> EXERCISE: Repeat the material below word for word and leave out all pictures.

> LISTED ENTRIES:

++++

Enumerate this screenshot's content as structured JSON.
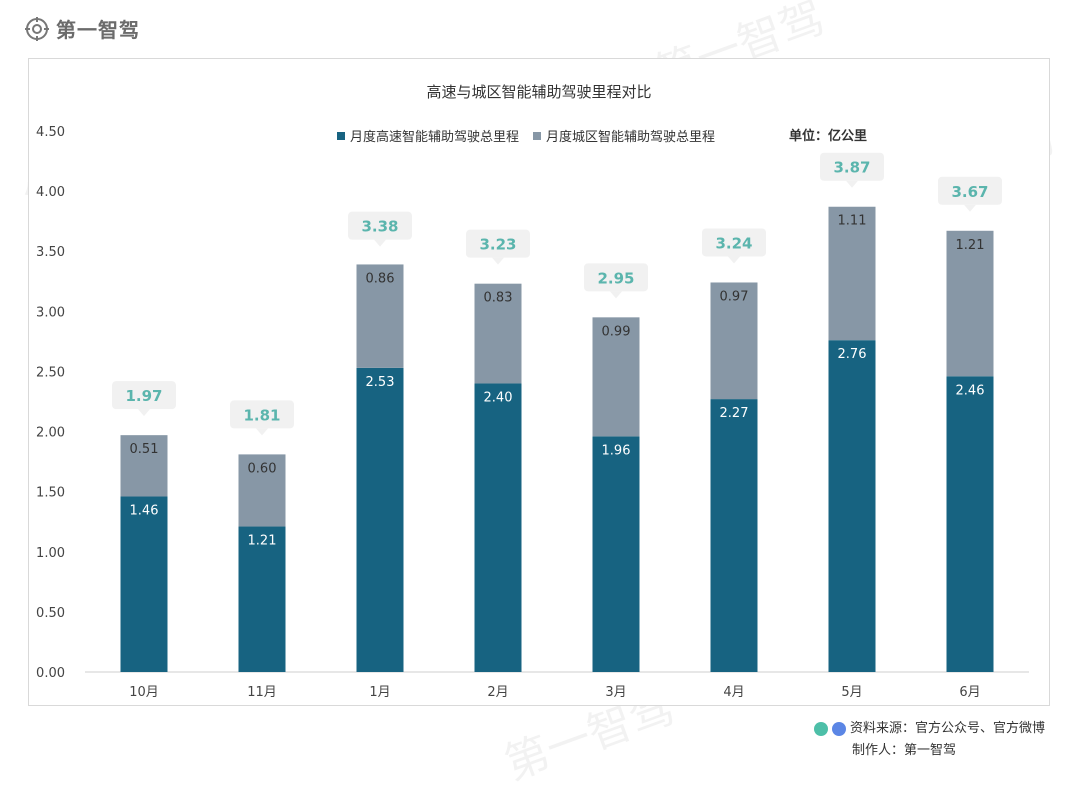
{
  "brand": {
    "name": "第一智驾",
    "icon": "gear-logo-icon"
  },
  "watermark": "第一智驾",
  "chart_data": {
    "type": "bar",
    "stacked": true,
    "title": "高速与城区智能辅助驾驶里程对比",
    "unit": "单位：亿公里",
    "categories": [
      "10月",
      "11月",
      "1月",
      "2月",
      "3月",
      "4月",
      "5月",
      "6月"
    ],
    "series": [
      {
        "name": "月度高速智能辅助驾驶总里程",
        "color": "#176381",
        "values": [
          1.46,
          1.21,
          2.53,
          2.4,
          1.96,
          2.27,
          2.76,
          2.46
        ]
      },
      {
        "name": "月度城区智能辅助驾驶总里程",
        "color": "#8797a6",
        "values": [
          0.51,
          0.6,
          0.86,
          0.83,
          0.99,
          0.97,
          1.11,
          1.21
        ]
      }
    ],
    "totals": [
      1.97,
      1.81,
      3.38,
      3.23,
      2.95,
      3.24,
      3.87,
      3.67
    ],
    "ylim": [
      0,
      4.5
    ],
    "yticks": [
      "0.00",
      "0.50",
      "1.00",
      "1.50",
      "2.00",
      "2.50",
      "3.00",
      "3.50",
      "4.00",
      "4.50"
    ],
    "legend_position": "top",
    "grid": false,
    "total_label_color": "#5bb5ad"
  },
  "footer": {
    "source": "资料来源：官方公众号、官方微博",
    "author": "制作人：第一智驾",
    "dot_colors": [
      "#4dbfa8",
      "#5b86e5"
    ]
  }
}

++++

> SOLUTION FOR THIS EXERCISE:
Enumerate this screenshot's content as structured JSON.
{
  "brand": {
    "name": "第一智驾",
    "icon": "gear-logo-icon"
  },
  "watermark": "第一智驾",
  "chart_data": {
    "type": "bar",
    "stacked": true,
    "title": "高速与城区智能辅助驾驶里程对比",
    "unit": "单位：亿公里",
    "categories": [
      "10月",
      "11月",
      "1月",
      "2月",
      "3月",
      "4月",
      "5月",
      "6月"
    ],
    "series": [
      {
        "name": "月度高速智能辅助驾驶总里程",
        "color": "#176381",
        "values": [
          1.46,
          1.21,
          2.53,
          2.4,
          1.96,
          2.27,
          2.76,
          2.46
        ]
      },
      {
        "name": "月度城区智能辅助驾驶总里程",
        "color": "#8797a6",
        "values": [
          0.51,
          0.6,
          0.86,
          0.83,
          0.99,
          0.97,
          1.11,
          1.21
        ]
      }
    ],
    "totals": [
      1.97,
      1.81,
      3.38,
      3.23,
      2.95,
      3.24,
      3.87,
      3.67
    ],
    "ylim": [
      0,
      4.5
    ],
    "yticks": [
      "0.00",
      "0.50",
      "1.00",
      "1.50",
      "2.00",
      "2.50",
      "3.00",
      "3.50",
      "4.00",
      "4.50"
    ],
    "legend_position": "top",
    "grid": false,
    "total_label_color": "#5bb5ad"
  },
  "footer": {
    "source": "资料来源：官方公众号、官方微博",
    "author": "制作人：第一智驾",
    "dot_colors": [
      "#4dbfa8",
      "#5b86e5"
    ]
  }
}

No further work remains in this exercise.